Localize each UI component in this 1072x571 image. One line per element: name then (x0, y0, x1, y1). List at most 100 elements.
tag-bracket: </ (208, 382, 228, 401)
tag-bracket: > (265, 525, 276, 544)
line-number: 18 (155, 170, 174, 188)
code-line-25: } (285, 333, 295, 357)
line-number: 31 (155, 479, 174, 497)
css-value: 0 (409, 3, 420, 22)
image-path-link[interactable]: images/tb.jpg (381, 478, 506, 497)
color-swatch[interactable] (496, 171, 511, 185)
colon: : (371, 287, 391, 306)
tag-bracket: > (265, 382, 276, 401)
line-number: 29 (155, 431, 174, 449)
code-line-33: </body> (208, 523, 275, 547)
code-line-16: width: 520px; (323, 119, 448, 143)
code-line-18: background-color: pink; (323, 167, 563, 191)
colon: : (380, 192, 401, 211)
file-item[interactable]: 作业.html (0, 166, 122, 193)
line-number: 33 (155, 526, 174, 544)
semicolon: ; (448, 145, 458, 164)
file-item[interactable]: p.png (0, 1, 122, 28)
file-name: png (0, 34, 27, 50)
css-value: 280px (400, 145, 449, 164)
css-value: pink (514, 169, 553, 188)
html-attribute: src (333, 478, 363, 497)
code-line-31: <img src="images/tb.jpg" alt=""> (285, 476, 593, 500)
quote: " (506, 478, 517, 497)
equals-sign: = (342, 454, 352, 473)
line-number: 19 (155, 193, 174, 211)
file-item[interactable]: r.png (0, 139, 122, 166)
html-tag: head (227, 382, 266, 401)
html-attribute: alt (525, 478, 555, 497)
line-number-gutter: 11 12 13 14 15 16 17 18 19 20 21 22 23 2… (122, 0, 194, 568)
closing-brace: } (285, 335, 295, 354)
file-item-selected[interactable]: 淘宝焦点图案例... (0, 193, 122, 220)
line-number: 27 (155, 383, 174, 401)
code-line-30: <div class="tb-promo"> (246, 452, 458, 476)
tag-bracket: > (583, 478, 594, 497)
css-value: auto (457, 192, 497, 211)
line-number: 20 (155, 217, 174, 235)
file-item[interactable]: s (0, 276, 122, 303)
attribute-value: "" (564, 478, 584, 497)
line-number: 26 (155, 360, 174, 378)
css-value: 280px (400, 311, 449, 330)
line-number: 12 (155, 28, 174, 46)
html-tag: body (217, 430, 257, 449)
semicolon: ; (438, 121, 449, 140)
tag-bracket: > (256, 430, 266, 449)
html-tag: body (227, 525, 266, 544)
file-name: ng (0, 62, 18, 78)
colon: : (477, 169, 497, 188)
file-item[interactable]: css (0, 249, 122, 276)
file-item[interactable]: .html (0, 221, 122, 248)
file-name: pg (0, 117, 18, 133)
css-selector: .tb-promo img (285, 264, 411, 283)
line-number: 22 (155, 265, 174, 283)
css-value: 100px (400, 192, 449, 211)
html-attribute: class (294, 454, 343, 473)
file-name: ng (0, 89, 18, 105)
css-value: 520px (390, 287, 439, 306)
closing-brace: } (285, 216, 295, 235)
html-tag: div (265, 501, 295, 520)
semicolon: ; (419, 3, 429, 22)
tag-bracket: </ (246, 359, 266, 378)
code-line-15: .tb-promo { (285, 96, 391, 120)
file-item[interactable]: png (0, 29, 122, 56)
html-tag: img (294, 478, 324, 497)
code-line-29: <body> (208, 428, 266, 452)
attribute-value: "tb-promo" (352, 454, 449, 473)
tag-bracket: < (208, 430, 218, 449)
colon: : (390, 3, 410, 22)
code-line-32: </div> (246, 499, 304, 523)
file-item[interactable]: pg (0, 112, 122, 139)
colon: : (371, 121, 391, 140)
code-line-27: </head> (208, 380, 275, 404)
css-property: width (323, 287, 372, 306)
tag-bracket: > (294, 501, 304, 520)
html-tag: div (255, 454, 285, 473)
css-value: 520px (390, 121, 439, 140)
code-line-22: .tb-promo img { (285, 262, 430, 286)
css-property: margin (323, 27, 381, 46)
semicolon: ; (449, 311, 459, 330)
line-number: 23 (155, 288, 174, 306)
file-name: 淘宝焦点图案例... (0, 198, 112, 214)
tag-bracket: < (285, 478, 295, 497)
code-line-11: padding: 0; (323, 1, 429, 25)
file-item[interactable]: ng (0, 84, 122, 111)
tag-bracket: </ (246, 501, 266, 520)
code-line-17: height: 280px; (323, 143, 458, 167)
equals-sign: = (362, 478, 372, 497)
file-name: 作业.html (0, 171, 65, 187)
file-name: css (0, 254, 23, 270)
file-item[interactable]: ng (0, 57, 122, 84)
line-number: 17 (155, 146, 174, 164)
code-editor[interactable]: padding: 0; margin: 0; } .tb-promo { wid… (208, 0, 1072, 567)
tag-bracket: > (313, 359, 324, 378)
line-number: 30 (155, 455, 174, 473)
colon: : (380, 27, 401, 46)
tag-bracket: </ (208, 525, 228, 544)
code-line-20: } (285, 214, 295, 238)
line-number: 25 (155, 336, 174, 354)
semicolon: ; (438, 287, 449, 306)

Your goal ▸
Rewrite the stretch from the start of the records through the line containing "code-line-16: width: 520px;" as a Markdown table with the columns Row and Entry, numbering each line and omitting blank lines.

Response to the task ▸
| Row | Entry |
|---|---|
| 1 | Localize each UI component in this 1072x571 image. One line per element: name then (x0, y0, x1, y1). List at most 100 elements. |
| 2 | tag-bracket: </ (208, 382, 228, 401) |
| 3 | tag-bracket: > (265, 525, 276, 544) |
| 4 | line-number: 18 (155, 170, 174, 188) |
| 5 | code-line-25: } (285, 333, 295, 357) |
| 6 | line-number: 31 (155, 479, 174, 497) |
| 7 | css-value: 0 (409, 3, 420, 22) |
| 8 | image-path-link[interactable]: images/tb.jpg (381, 478, 506, 497) |
| 9 | color-swatch[interactable] (496, 171, 511, 185) |
| 10 | colon: : (371, 287, 391, 306) |
| 11 | tag-bracket: > (265, 382, 276, 401) |
| 12 | line-number: 29 (155, 431, 174, 449) |
| 13 | code-line-33: </body> (208, 523, 275, 547) |
| 14 | code-line-16: width: 520px; (323, 119, 448, 143) |